そんな努力の甲斐もむなしく所属する事務所がチャーリーに伝えたのは、「あなたはモデルとして大きすぎる」。何度もそう言い放たれるうちに、悲しみを通り越して怒りを感じた彼女は、自身のFacebookでこのように投稿した。

「私は、あなたたち(モデル事務所)の馬鹿げた美の基準を満たしていないことで、恥ずかしくなったり動揺するような毎日を送るなんてごめんだわ。あなたたちがモデルに痩せて小さくなることを強制すればするほど、デザイナーは私たちのサイズに合わせて服を作り、そしてより多くの若い女の子が病気になる。そんなのは私がなりたかったモデルの姿ではないわ」

この発言はメディアでも多く取り上げられ、体形に悩む人々から共感の声が寄せられた。

*記述課題*
(A) チャーリーとモデル事務所についての文章のうち、「そんな努力の甲斐もむなしく所」を含むところから始め、「この発言はメディアでも多く取り上げられ、体形に悩む人々から共感の声が寄せられた。」の後で止めて、その範囲を一字一句そのまま書き写してください。
(B) チャーリーとモデル事務所についての文章を、最後の文の後から書き継ぐ。
この後に続く行は使わなくてよい。

*参考資料*
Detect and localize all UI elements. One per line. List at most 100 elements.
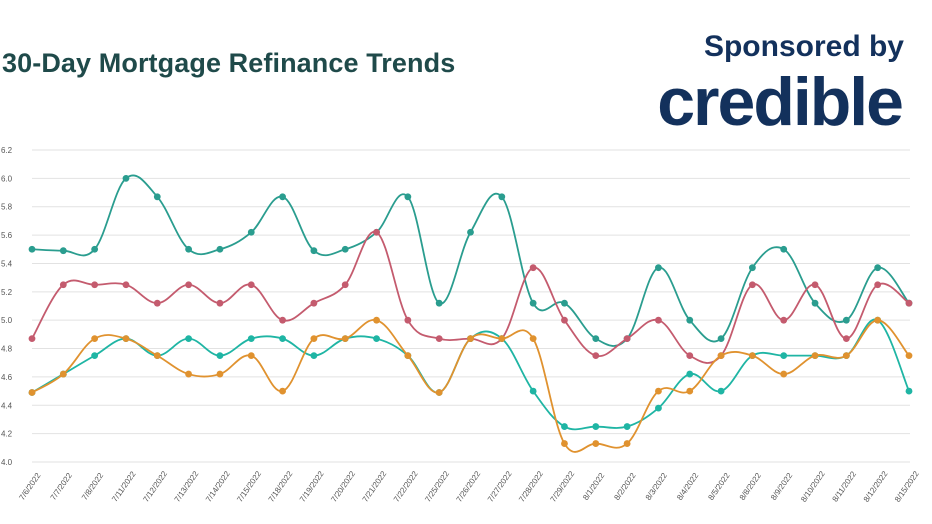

*課題の解答*
(A)
そんな努力の甲斐もむなしく所属する事務所がチャーリーに伝えたのは、「あなたはモデルとして大きすぎる」。何度もそう言い放たれるうちに、悲しみを通り越して怒りを感じた彼女は、自身のFacebookでこのように投稿した。

「私は、あなたたち(モデル事務所)の馬鹿げた美の基準を満たしていないことで、恥ずかしくなったり動揺するような毎日を送るなんてごめんだわ。あなたたちがモデルに痩せて小さくなることを強制すればするほど、デザイナーは私たちのサイズに合わせて服を作り、そしてより多くの若い女の子が病気になる。そんなのは私がなりたかったモデルの姿ではないわ」

この発言はメディアでも多く取り上げられ、体形に悩む人々から共感の声が寄せられた。

(B)
本当に前向きになれるのは、不完全さを認めたとき

これまで、UKサイズ6(XXSサイズ相当)の痩せ体形から14(Lサイズ相当)のカーヴィ体形まで、変化する体と向き合ってきたチャーリー。かつてはどんな体形でも自身の体を好きになれずにいた。ぽっこりしたおなかを露出してメディアに登場すれば、「ボディポジティブを語るほどあなたは太ってない」とSNSで批判されたことも。でも彼女は、ボディサイズにとらわれず「私たちの体はみな不完全」と認めることで、本当の意味での“ボディポジティブ”を享受する道を見つけた。現在もインスタグラムや彼女が代表を務めるビューティブランドを通して、すべての人に美しさが宿っていることを強く伝え続けている。

痩せていたり太っていたり、ボディサイズは決して人の美しさをジャッジする要素ではない。それよりも体とマインドがハッピーかつ健康であることが、輝きを持つうえで大切だと覚えておきたい。

体形に悩むすべての人へ。チャーリーの著書「Misfit」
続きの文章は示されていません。